[Dataset items]
•••••

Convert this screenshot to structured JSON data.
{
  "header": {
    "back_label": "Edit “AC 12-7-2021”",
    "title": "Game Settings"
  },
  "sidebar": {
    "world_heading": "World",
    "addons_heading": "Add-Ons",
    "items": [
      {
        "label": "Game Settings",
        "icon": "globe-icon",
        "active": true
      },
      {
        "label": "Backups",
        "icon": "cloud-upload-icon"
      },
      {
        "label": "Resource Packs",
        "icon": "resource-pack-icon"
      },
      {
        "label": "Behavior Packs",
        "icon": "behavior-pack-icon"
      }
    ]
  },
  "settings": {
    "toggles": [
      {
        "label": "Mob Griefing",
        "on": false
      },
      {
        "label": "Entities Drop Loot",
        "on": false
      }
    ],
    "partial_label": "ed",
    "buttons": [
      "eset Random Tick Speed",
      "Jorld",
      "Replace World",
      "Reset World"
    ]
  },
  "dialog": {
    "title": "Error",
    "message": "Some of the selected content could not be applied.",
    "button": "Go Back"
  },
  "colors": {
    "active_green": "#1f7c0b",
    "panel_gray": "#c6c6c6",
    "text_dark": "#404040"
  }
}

•••••

Transcribe every entry exactly, omitting nothing.

PROBLEM SOLUTION:
Convert this screenshot to structured JSON data.
{
  "header": {
    "back_label": "Edit “AC 12-7-2021”",
    "title": "Game Settings"
  },
  "sidebar": {
    "world_heading": "World",
    "addons_heading": "Add-Ons",
    "items": [
      {
        "label": "Game Settings",
        "icon": "globe-icon",
        "active": true
      },
      {
        "label": "Backups",
        "icon": "cloud-upload-icon"
      },
      {
        "label": "Resource Packs",
        "icon": "resource-pack-icon"
      },
      {
        "label": "Behavior Packs",
        "icon": "behavior-pack-icon"
      }
    ]
  },
  "settings": {
    "toggles": [
      {
        "label": "Mob Griefing",
        "on": false
      },
      {
        "label": "Entities Drop Loot",
        "on": false
      }
    ],
    "partial_label": "ed",
    "buttons": [
      "eset Random Tick Speed",
      "Jorld",
      "Replace World",
      "Reset World"
    ]
  },
  "dialog": {
    "title": "Error",
    "message": "Some of the selected content could not be applied.",
    "button": "Go Back"
  },
  "colors": {
    "active_green": "#1f7c0b",
    "panel_gray": "#c6c6c6",
    "text_dark": "#404040"
  }
}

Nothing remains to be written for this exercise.